Leave out the pictures and repeat the data exactly.

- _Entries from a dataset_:
— START —

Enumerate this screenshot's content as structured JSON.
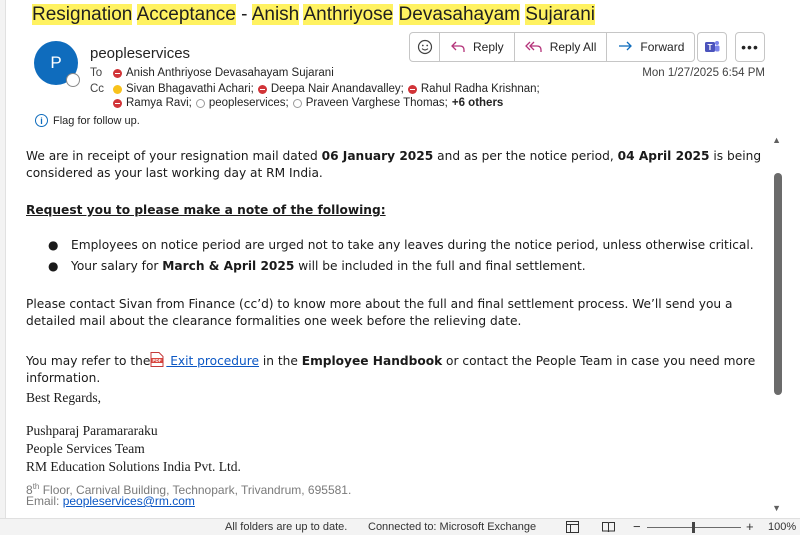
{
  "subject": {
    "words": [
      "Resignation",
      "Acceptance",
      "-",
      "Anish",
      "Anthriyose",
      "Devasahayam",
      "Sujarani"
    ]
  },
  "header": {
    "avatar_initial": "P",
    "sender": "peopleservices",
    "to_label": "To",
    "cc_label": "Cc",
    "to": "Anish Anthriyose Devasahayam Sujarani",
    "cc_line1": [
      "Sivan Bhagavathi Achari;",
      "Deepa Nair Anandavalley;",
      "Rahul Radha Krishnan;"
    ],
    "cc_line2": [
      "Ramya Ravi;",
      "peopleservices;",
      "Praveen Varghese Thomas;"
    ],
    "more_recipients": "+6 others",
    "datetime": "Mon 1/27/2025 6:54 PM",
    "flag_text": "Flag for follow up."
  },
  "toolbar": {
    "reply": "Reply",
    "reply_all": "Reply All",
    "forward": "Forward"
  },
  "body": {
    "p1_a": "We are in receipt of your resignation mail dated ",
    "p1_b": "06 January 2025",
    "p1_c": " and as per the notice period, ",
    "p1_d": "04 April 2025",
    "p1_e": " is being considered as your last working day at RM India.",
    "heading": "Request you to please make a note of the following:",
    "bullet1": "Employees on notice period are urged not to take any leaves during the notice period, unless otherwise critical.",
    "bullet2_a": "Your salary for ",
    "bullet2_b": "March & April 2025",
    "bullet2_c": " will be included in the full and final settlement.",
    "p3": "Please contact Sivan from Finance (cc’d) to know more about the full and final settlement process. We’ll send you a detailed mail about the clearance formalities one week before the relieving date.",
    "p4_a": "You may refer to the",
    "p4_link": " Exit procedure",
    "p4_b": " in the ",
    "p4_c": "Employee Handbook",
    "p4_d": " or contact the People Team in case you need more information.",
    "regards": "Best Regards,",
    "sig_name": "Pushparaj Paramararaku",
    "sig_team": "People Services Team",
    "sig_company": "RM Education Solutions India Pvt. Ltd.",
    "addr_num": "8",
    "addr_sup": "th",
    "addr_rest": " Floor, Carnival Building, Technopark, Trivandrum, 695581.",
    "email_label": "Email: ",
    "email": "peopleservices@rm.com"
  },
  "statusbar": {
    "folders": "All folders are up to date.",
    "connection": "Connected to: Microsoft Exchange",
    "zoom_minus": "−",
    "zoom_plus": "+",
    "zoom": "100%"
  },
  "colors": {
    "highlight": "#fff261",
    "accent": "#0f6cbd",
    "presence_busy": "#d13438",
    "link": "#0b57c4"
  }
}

— END —

- _TASK RESPONSE_:
Enumerate this screenshot's content as structured JSON.
{
  "subject": {
    "words": [
      "Resignation",
      "Acceptance",
      "-",
      "Anish",
      "Anthriyose",
      "Devasahayam",
      "Sujarani"
    ]
  },
  "header": {
    "avatar_initial": "P",
    "sender": "peopleservices",
    "to_label": "To",
    "cc_label": "Cc",
    "to": "Anish Anthriyose Devasahayam Sujarani",
    "cc_line1": [
      "Sivan Bhagavathi Achari;",
      "Deepa Nair Anandavalley;",
      "Rahul Radha Krishnan;"
    ],
    "cc_line2": [
      "Ramya Ravi;",
      "peopleservices;",
      "Praveen Varghese Thomas;"
    ],
    "more_recipients": "+6 others",
    "datetime": "Mon 1/27/2025 6:54 PM",
    "flag_text": "Flag for follow up."
  },
  "toolbar": {
    "reply": "Reply",
    "reply_all": "Reply All",
    "forward": "Forward"
  },
  "body": {
    "p1_a": "We are in receipt of your resignation mail dated ",
    "p1_b": "06 January 2025",
    "p1_c": " and as per the notice period, ",
    "p1_d": "04 April 2025",
    "p1_e": " is being considered as your last working day at RM India.",
    "heading": "Request you to please make a note of the following:",
    "bullet1": "Employees on notice period are urged not to take any leaves during the notice period, unless otherwise critical.",
    "bullet2_a": "Your salary for ",
    "bullet2_b": "March & April 2025",
    "bullet2_c": " will be included in the full and final settlement.",
    "p3": "Please contact Sivan from Finance (cc’d) to know more about the full and final settlement process. We’ll send you a detailed mail about the clearance formalities one week before the relieving date.",
    "p4_a": "You may refer to the",
    "p4_link": " Exit procedure",
    "p4_b": " in the ",
    "p4_c": "Employee Handbook",
    "p4_d": " or contact the People Team in case you need more information.",
    "regards": "Best Regards,",
    "sig_name": "Pushparaj Paramararaku",
    "sig_team": "People Services Team",
    "sig_company": "RM Education Solutions India Pvt. Ltd.",
    "addr_num": "8",
    "addr_sup": "th",
    "addr_rest": " Floor, Carnival Building, Technopark, Trivandrum, 695581.",
    "email_label": "Email: ",
    "email": "peopleservices@rm.com"
  },
  "statusbar": {
    "folders": "All folders are up to date.",
    "connection": "Connected to: Microsoft Exchange",
    "zoom_minus": "−",
    "zoom_plus": "+",
    "zoom": "100%"
  },
  "colors": {
    "highlight": "#fff261",
    "accent": "#0f6cbd",
    "presence_busy": "#d13438",
    "link": "#0b57c4"
  }
}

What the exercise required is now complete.